* _WORK REQUIRED_: Retype the records below exactly as they appear, but leave out any pictures.
· · · · · · ·
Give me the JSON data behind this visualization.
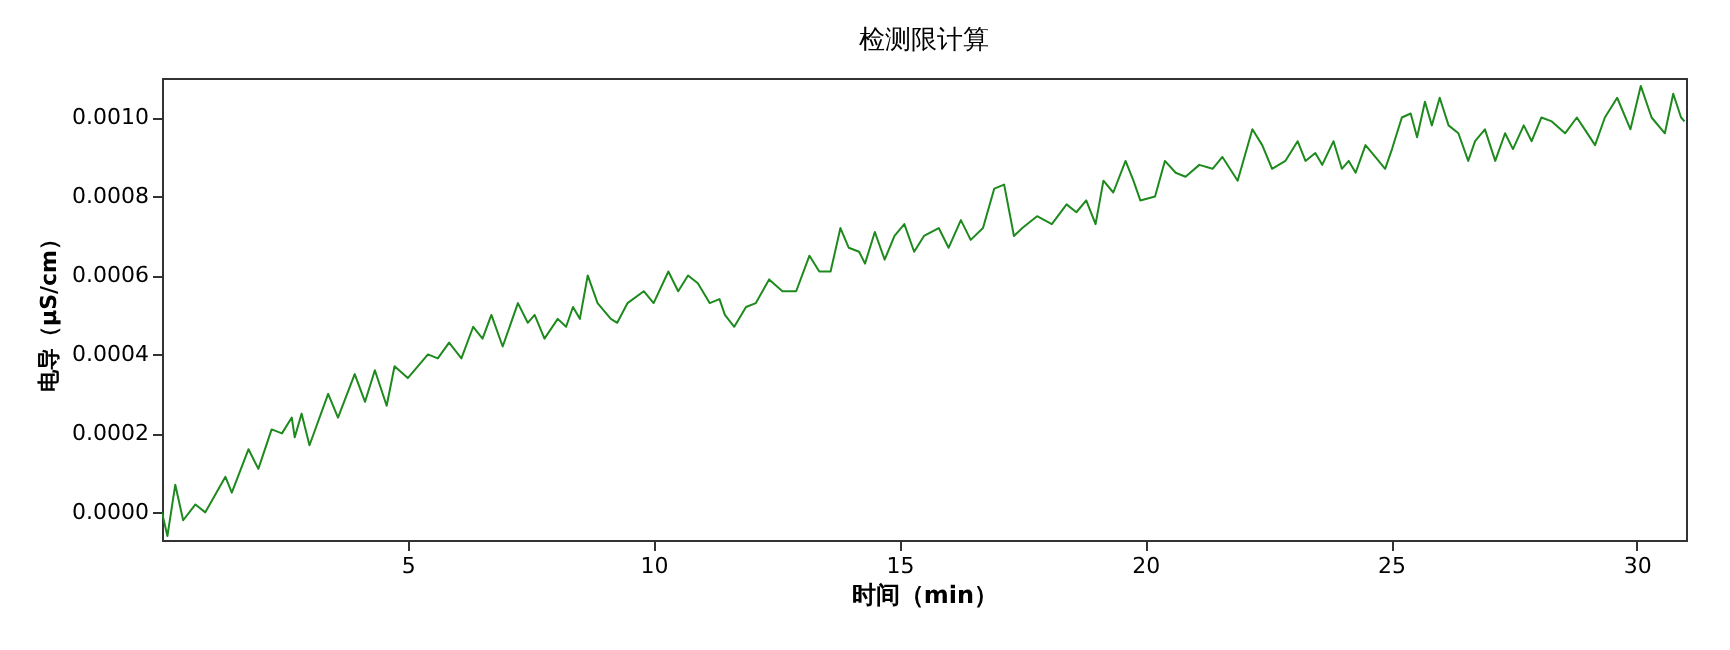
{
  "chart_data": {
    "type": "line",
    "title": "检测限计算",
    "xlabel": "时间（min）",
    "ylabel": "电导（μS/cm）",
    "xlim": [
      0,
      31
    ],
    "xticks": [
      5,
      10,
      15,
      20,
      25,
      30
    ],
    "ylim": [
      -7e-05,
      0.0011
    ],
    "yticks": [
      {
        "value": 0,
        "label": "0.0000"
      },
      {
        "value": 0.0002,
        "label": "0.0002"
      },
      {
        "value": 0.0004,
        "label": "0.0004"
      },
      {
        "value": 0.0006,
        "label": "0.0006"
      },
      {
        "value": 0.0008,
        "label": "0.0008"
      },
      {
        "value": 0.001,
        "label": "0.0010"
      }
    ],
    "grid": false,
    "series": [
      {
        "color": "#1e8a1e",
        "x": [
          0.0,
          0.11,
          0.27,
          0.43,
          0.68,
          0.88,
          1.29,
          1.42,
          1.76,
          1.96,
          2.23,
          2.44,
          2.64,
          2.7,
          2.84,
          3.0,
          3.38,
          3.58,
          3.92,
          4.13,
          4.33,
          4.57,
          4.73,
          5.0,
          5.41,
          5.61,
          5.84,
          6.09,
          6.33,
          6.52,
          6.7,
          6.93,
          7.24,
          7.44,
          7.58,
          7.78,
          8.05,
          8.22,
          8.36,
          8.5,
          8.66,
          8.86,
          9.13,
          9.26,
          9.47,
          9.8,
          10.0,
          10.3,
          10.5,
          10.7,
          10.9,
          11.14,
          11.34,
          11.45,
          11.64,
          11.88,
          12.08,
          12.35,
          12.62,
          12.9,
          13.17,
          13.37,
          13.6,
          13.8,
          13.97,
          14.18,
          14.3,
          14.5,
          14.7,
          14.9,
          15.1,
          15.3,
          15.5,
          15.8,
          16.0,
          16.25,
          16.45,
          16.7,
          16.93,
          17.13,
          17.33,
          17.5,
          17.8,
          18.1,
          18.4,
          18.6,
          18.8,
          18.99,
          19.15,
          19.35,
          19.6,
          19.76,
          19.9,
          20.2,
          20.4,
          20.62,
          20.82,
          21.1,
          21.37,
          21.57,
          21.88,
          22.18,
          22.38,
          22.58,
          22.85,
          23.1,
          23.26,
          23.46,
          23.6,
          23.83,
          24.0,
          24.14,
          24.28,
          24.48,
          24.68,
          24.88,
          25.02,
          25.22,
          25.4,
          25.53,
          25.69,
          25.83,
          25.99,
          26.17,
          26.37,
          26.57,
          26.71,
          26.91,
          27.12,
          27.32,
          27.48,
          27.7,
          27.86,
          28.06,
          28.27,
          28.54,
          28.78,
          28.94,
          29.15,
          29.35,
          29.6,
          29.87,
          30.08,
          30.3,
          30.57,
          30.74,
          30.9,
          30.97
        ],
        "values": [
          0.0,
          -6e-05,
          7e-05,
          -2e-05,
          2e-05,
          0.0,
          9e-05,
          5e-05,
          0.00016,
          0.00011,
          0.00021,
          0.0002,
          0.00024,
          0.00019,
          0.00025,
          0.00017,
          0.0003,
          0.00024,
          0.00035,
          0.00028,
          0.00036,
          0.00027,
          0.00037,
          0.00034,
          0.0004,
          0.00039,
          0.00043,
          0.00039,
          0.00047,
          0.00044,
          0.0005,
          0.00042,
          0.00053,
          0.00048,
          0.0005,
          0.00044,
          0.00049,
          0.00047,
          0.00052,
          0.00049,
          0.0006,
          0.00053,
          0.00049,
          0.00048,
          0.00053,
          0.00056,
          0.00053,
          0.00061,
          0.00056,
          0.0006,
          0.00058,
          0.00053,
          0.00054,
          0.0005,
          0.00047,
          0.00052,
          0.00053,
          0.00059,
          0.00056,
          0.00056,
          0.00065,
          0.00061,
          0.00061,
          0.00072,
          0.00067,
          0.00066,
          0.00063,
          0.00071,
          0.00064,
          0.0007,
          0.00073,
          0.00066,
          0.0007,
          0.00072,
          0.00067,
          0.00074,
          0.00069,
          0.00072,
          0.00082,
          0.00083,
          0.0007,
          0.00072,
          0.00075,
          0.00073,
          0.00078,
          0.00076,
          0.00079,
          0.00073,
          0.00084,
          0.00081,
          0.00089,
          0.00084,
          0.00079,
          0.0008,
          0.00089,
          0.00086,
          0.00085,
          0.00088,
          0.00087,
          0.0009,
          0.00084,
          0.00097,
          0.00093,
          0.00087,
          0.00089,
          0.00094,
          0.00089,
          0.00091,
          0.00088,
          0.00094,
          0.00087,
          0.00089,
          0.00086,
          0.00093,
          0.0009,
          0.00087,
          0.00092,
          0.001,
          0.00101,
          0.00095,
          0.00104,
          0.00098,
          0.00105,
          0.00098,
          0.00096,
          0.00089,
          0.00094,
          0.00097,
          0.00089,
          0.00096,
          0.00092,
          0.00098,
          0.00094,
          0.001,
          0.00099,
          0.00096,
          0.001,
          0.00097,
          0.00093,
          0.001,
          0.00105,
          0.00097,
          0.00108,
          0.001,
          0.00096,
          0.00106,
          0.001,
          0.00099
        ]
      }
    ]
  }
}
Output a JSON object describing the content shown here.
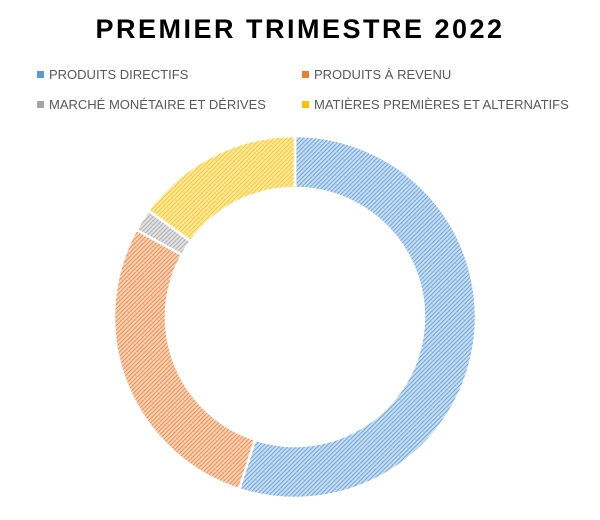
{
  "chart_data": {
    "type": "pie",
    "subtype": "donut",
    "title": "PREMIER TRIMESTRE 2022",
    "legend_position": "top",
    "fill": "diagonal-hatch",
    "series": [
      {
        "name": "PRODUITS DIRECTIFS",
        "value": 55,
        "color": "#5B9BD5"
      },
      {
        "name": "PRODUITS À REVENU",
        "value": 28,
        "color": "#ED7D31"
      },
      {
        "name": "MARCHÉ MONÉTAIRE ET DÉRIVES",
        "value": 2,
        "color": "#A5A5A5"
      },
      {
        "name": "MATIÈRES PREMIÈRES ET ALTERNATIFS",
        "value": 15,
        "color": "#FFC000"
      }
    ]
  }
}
· · · · · · ·
* _ANSWER TO THE EXERCISE_:
Give me the JSON data behind this visualization.
{
  "chart_data": {
    "type": "line",
    "title": "检测限计算",
    "xlabel": "时间（min）",
    "ylabel": "电导（μS/cm）",
    "xlim": [
      0,
      31
    ],
    "xticks": [
      5,
      10,
      15,
      20,
      25,
      30
    ],
    "ylim": [
      -7e-05,
      0.0011
    ],
    "yticks": [
      {
        "value": 0,
        "label": "0.0000"
      },
      {
        "value": 0.0002,
        "label": "0.0002"
      },
      {
        "value": 0.0004,
        "label": "0.0004"
      },
      {
        "value": 0.0006,
        "label": "0.0006"
      },
      {
        "value": 0.0008,
        "label": "0.0008"
      },
      {
        "value": 0.001,
        "label": "0.0010"
      }
    ],
    "grid": false,
    "series": [
      {
        "color": "#1e8a1e",
        "x": [
          0.0,
          0.11,
          0.27,
          0.43,
          0.68,
          0.88,
          1.29,
          1.42,
          1.76,
          1.96,
          2.23,
          2.44,
          2.64,
          2.7,
          2.84,
          3.0,
          3.38,
          3.58,
          3.92,
          4.13,
          4.33,
          4.57,
          4.73,
          5.0,
          5.41,
          5.61,
          5.84,
          6.09,
          6.33,
          6.52,
          6.7,
          6.93,
          7.24,
          7.44,
          7.58,
          7.78,
          8.05,
          8.22,
          8.36,
          8.5,
          8.66,
          8.86,
          9.13,
          9.26,
          9.47,
          9.8,
          10.0,
          10.3,
          10.5,
          10.7,
          10.9,
          11.14,
          11.34,
          11.45,
          11.64,
          11.88,
          12.08,
          12.35,
          12.62,
          12.9,
          13.17,
          13.37,
          13.6,
          13.8,
          13.97,
          14.18,
          14.3,
          14.5,
          14.7,
          14.9,
          15.1,
          15.3,
          15.5,
          15.8,
          16.0,
          16.25,
          16.45,
          16.7,
          16.93,
          17.13,
          17.33,
          17.5,
          17.8,
          18.1,
          18.4,
          18.6,
          18.8,
          18.99,
          19.15,
          19.35,
          19.6,
          19.76,
          19.9,
          20.2,
          20.4,
          20.62,
          20.82,
          21.1,
          21.37,
          21.57,
          21.88,
          22.18,
          22.38,
          22.58,
          22.85,
          23.1,
          23.26,
          23.46,
          23.6,
          23.83,
          24.0,
          24.14,
          24.28,
          24.48,
          24.68,
          24.88,
          25.02,
          25.22,
          25.4,
          25.53,
          25.69,
          25.83,
          25.99,
          26.17,
          26.37,
          26.57,
          26.71,
          26.91,
          27.12,
          27.32,
          27.48,
          27.7,
          27.86,
          28.06,
          28.27,
          28.54,
          28.78,
          28.94,
          29.15,
          29.35,
          29.6,
          29.87,
          30.08,
          30.3,
          30.57,
          30.74,
          30.9,
          30.97
        ],
        "values": [
          0.0,
          -6e-05,
          7e-05,
          -2e-05,
          2e-05,
          0.0,
          9e-05,
          5e-05,
          0.00016,
          0.00011,
          0.00021,
          0.0002,
          0.00024,
          0.00019,
          0.00025,
          0.00017,
          0.0003,
          0.00024,
          0.00035,
          0.00028,
          0.00036,
          0.00027,
          0.00037,
          0.00034,
          0.0004,
          0.00039,
          0.00043,
          0.00039,
          0.00047,
          0.00044,
          0.0005,
          0.00042,
          0.00053,
          0.00048,
          0.0005,
          0.00044,
          0.00049,
          0.00047,
          0.00052,
          0.00049,
          0.0006,
          0.00053,
          0.00049,
          0.00048,
          0.00053,
          0.00056,
          0.00053,
          0.00061,
          0.00056,
          0.0006,
          0.00058,
          0.00053,
          0.00054,
          0.0005,
          0.00047,
          0.00052,
          0.00053,
          0.00059,
          0.00056,
          0.00056,
          0.00065,
          0.00061,
          0.00061,
          0.00072,
          0.00067,
          0.00066,
          0.00063,
          0.00071,
          0.00064,
          0.0007,
          0.00073,
          0.00066,
          0.0007,
          0.00072,
          0.00067,
          0.00074,
          0.00069,
          0.00072,
          0.00082,
          0.00083,
          0.0007,
          0.00072,
          0.00075,
          0.00073,
          0.00078,
          0.00076,
          0.00079,
          0.00073,
          0.00084,
          0.00081,
          0.00089,
          0.00084,
          0.00079,
          0.0008,
          0.00089,
          0.00086,
          0.00085,
          0.00088,
          0.00087,
          0.0009,
          0.00084,
          0.00097,
          0.00093,
          0.00087,
          0.00089,
          0.00094,
          0.00089,
          0.00091,
          0.00088,
          0.00094,
          0.00087,
          0.00089,
          0.00086,
          0.00093,
          0.0009,
          0.00087,
          0.00092,
          0.001,
          0.00101,
          0.00095,
          0.00104,
          0.00098,
          0.00105,
          0.00098,
          0.00096,
          0.00089,
          0.00094,
          0.00097,
          0.00089,
          0.00096,
          0.00092,
          0.00098,
          0.00094,
          0.001,
          0.00099,
          0.00096,
          0.001,
          0.00097,
          0.00093,
          0.001,
          0.00105,
          0.00097,
          0.00108,
          0.001,
          0.00096,
          0.00106,
          0.001,
          0.00099
        ]
      }
    ]
  }
}
Output a JSON object describing the content shown here.
{
  "chart_data": {
    "type": "pie",
    "subtype": "donut",
    "title": "PREMIER TRIMESTRE 2022",
    "legend_position": "top",
    "fill": "diagonal-hatch",
    "series": [
      {
        "name": "PRODUITS DIRECTIFS",
        "value": 55,
        "color": "#5B9BD5"
      },
      {
        "name": "PRODUITS À REVENU",
        "value": 28,
        "color": "#ED7D31"
      },
      {
        "name": "MARCHÉ MONÉTAIRE ET DÉRIVES",
        "value": 2,
        "color": "#A5A5A5"
      },
      {
        "name": "MATIÈRES PREMIÈRES ET ALTERNATIFS",
        "value": 15,
        "color": "#FFC000"
      }
    ]
  }
}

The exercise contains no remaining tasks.